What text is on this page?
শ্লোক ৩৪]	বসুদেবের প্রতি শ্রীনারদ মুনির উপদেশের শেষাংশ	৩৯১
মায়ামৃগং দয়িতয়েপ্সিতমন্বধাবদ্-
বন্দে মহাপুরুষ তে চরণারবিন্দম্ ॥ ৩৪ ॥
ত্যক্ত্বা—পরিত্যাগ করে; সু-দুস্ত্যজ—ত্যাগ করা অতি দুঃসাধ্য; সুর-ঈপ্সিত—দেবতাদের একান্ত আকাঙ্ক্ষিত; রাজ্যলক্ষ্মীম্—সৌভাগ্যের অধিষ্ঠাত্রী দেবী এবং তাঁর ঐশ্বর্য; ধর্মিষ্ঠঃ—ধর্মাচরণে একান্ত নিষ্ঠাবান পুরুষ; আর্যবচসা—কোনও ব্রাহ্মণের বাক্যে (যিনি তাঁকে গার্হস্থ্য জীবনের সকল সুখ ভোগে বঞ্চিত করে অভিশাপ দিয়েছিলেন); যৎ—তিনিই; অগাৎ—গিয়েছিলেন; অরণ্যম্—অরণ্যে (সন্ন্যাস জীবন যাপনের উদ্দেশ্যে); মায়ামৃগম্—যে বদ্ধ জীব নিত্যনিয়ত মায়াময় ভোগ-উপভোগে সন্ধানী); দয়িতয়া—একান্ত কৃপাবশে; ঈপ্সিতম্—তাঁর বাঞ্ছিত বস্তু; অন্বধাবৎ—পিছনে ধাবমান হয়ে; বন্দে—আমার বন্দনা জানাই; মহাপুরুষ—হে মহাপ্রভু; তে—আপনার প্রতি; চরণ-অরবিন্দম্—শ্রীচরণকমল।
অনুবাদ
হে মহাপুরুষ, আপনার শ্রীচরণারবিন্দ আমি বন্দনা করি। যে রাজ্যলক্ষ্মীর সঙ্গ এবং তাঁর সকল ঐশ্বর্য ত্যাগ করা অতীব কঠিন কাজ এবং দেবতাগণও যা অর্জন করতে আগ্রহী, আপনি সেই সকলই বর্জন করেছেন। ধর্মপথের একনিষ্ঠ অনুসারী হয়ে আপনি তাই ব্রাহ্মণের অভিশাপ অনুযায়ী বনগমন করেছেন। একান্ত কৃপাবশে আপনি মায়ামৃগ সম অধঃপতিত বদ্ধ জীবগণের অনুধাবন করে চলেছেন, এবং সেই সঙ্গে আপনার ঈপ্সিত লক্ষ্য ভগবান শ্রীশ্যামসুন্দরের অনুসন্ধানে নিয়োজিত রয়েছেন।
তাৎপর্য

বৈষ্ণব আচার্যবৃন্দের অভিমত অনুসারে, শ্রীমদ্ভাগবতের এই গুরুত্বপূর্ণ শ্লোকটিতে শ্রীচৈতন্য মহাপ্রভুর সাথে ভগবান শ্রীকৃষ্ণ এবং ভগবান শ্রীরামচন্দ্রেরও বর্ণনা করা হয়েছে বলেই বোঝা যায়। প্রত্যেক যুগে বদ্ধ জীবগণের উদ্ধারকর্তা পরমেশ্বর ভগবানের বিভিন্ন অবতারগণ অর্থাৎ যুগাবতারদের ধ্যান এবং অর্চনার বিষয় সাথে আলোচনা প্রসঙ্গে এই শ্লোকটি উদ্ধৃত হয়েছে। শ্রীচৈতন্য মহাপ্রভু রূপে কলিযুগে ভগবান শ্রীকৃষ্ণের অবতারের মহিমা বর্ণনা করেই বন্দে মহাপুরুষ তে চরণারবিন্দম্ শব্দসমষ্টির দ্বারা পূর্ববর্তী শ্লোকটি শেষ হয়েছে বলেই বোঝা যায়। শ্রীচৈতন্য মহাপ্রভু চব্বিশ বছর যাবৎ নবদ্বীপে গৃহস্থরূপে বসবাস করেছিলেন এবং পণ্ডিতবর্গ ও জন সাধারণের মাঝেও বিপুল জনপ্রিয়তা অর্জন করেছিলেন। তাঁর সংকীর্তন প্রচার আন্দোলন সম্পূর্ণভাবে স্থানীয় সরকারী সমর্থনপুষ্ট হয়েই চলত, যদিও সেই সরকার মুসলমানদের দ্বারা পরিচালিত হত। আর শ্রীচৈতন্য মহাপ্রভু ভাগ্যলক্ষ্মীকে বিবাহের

□ □ □ □ □

## Directions for this task
Can you give every line above again, exactly as written?

## Completed exercise
What text is on this page?
শ্লোক ৩৪]	বসুদেবের প্রতি শ্রীনারদ মুনির উপদেশের শেষাংশ	৩৯১
মায়ামৃগং দয়িতয়েপ্সিতমন্বধাবদ্-
বন্দে মহাপুরুষ তে চরণারবিন্দম্ ॥ ৩৪ ॥
ত্যক্ত্বা—পরিত্যাগ করে; সু-দুস্ত্যজ—ত্যাগ করা অতি দুঃসাধ্য; সুর-ঈপ্সিত—দেবতাদের একান্ত আকাঙ্ক্ষিত; রাজ্যলক্ষ্মীম্—সৌভাগ্যের অধিষ্ঠাত্রী দেবী এবং তাঁর ঐশ্বর্য; ধর্মিষ্ঠঃ—ধর্মাচরণে একান্ত নিষ্ঠাবান পুরুষ; আর্যবচসা—কোনও ব্রাহ্মণের বাক্যে (যিনি তাঁকে গার্হস্থ্য জীবনের সকল সুখ ভোগে বঞ্চিত করে অভিশাপ দিয়েছিলেন); যৎ—তিনিই; অগাৎ—গিয়েছিলেন; অরণ্যম্—অরণ্যে (সন্ন্যাস জীবন যাপনের উদ্দেশ্যে); মায়ামৃগম্—যে বদ্ধ জীব নিত্যনিয়ত মায়াময় ভোগ-উপভোগে সন্ধানী); দয়িতয়া—একান্ত কৃপাবশে; ঈপ্সিতম্—তাঁর বাঞ্ছিত বস্তু; অন্বধাবৎ—পিছনে ধাবমান হয়ে; বন্দে—আমার বন্দনা জানাই; মহাপুরুষ—হে মহাপ্রভু; তে—আপনার প্রতি; চরণ-অরবিন্দম্—শ্রীচরণকমল।
অনুবাদ
হে মহাপুরুষ, আপনার শ্রীচরণারবিন্দ আমি বন্দনা করি। যে রাজ্যলক্ষ্মীর সঙ্গ এবং তাঁর সকল ঐশ্বর্য ত্যাগ করা অতীব কঠিন কাজ এবং দেবতাগণও যা অর্জন করতে আগ্রহী, আপনি সেই সকলই বর্জন করেছেন। ধর্মপথের একনিষ্ঠ অনুসারী হয়ে আপনি তাই ব্রাহ্মণের অভিশাপ অনুযায়ী বনগমন করেছেন। একান্ত কৃপাবশে আপনি মায়ামৃগ সম অধঃপতিত বদ্ধ জীবগণের অনুধাবন করে চলেছেন, এবং সেই সঙ্গে আপনার ঈপ্সিত লক্ষ্য ভগবান শ্রীশ্যামসুন্দরের অনুসন্ধানে নিয়োজিত রয়েছেন।
তাৎপর্য

বৈষ্ণব আচার্যবৃন্দের অভিমত অনুসারে, শ্রীমদ্ভাগবতের এই গুরুত্বপূর্ণ শ্লোকটিতে শ্রীচৈতন্য মহাপ্রভুর সাথে ভগবান শ্রীকৃষ্ণ এবং ভগবান শ্রীরামচন্দ্রেরও বর্ণনা করা হয়েছে বলেই বোঝা যায়। প্রত্যেক যুগে বদ্ধ জীবগণের উদ্ধারকর্তা পরমেশ্বর ভগবানের বিভিন্ন অবতারগণ অর্থাৎ যুগাবতারদের ধ্যান এবং অর্চনার বিষয় সাথে আলোচনা প্রসঙ্গে এই শ্লোকটি উদ্ধৃত হয়েছে। শ্রীচৈতন্য মহাপ্রভু রূপে কলিযুগে ভগবান শ্রীকৃষ্ণের অবতারের মহিমা বর্ণনা করেই বন্দে মহাপুরুষ তে চরণারবিন্দম্ শব্দসমষ্টির দ্বারা পূর্ববর্তী শ্লোকটি শেষ হয়েছে বলেই বোঝা যায়। শ্রীচৈতন্য মহাপ্রভু চব্বিশ বছর যাবৎ নবদ্বীপে গৃহস্থরূপে বসবাস করেছিলেন এবং পণ্ডিতবর্গ ও জন সাধারণের মাঝেও বিপুল জনপ্রিয়তা অর্জন করেছিলেন। তাঁর সংকীর্তন প্রচার আন্দোলন সম্পূর্ণভাবে স্থানীয় সরকারী সমর্থনপুষ্ট হয়েই চলত, যদিও সেই সরকার মুসলমানদের দ্বারা পরিচালিত হত। আর শ্রীচৈতন্য মহাপ্রভু ভাগ্যলক্ষ্মীকে বিবাহের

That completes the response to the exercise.